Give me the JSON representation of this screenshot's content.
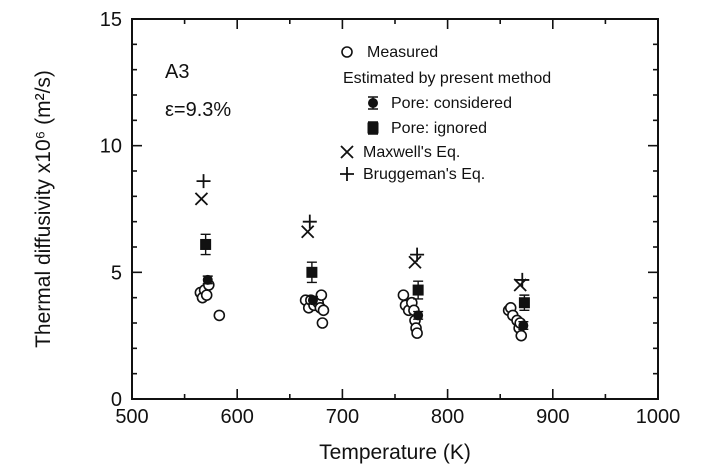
{
  "chart_data": {
    "type": "scatter",
    "xlabel": "Temperature (K)",
    "ylabel": "Thermal diffusivity x10⁶ (m²/s)",
    "xlim": [
      500,
      1000
    ],
    "ylim": [
      0,
      15
    ],
    "xticks": [
      500,
      600,
      700,
      800,
      900,
      1000
    ],
    "yticks": [
      0,
      5,
      10,
      15
    ],
    "grid": false,
    "legend_position": "top-right",
    "annotations": {
      "sample": "A3",
      "porosity": "ε=9.3%"
    },
    "legend_header": "Estimated by present method",
    "series": [
      {
        "name": "Measured",
        "marker": "open-circle",
        "x": [
          565,
          567,
          569,
          571,
          573,
          583,
          665,
          668,
          670,
          673,
          677,
          679,
          680,
          681,
          682,
          758,
          760,
          763,
          766,
          768,
          769,
          770,
          771,
          858,
          860,
          862,
          866,
          868,
          869,
          870
        ],
        "y": [
          4.2,
          4.0,
          4.3,
          4.1,
          4.5,
          3.3,
          3.9,
          3.6,
          3.9,
          3.7,
          3.8,
          3.6,
          4.1,
          3.0,
          3.5,
          4.1,
          3.7,
          3.5,
          3.8,
          3.5,
          3.1,
          2.8,
          2.6,
          3.5,
          3.6,
          3.3,
          3.1,
          2.8,
          3.0,
          2.5
        ]
      },
      {
        "name": "Pore: considered",
        "marker": "filled-circle",
        "x": [
          572,
          672,
          772,
          872
        ],
        "y": [
          4.7,
          3.9,
          3.3,
          2.9
        ],
        "err": [
          0.15,
          0.15,
          0.15,
          0.15
        ]
      },
      {
        "name": "Pore: ignored",
        "marker": "filled-square",
        "x": [
          570,
          671,
          772,
          873
        ],
        "y": [
          6.1,
          5.0,
          4.3,
          3.8
        ],
        "err": [
          0.4,
          0.4,
          0.35,
          0.3
        ]
      },
      {
        "name": "Maxwell's Eq.",
        "marker": "x",
        "x": [
          566,
          667,
          769,
          869
        ],
        "y": [
          7.9,
          6.6,
          5.4,
          4.5
        ]
      },
      {
        "name": "Bruggeman's Eq.",
        "marker": "plus",
        "x": [
          568,
          669,
          771,
          871
        ],
        "y": [
          8.6,
          7.0,
          5.7,
          4.7
        ]
      }
    ]
  }
}
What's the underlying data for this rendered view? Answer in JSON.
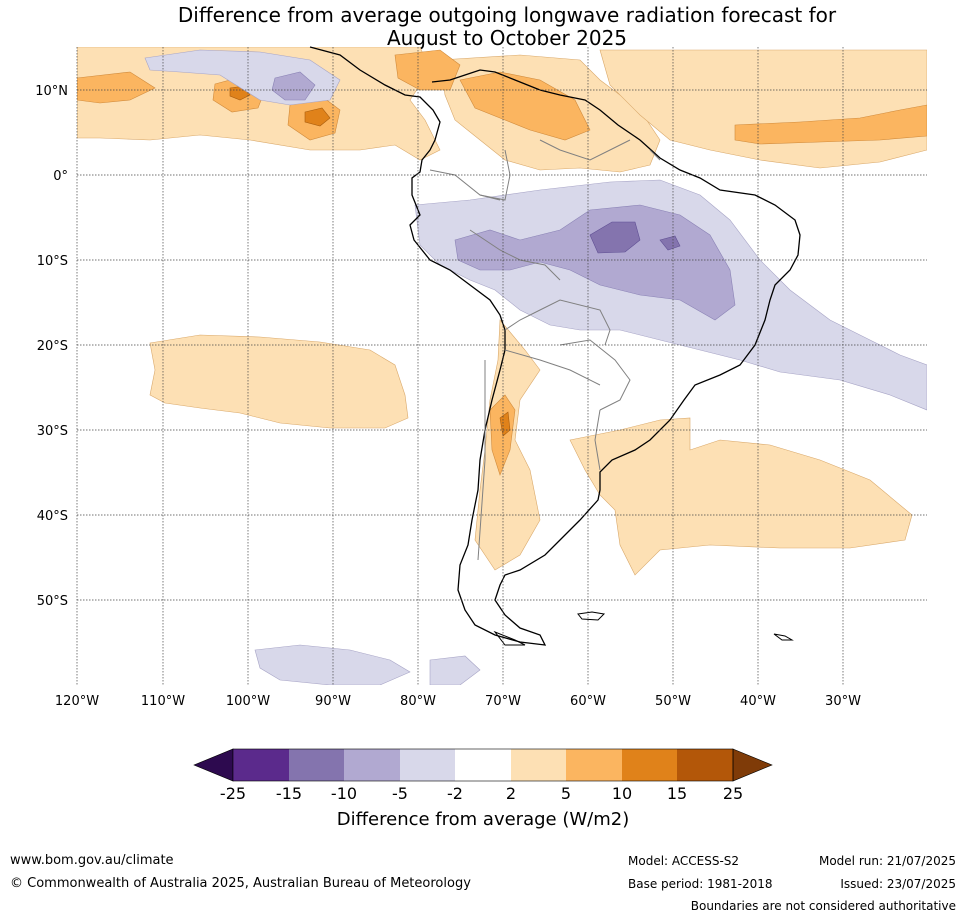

> EXERCISE PROMPT
Track down every line with the word "marker" and copy it.

> PROBLEM SOLUTION
        "marker": "open-circle",
        "marker": "filled-circle",
        "marker": "filled-square",
        "marker": "x",
        "marker": "plus",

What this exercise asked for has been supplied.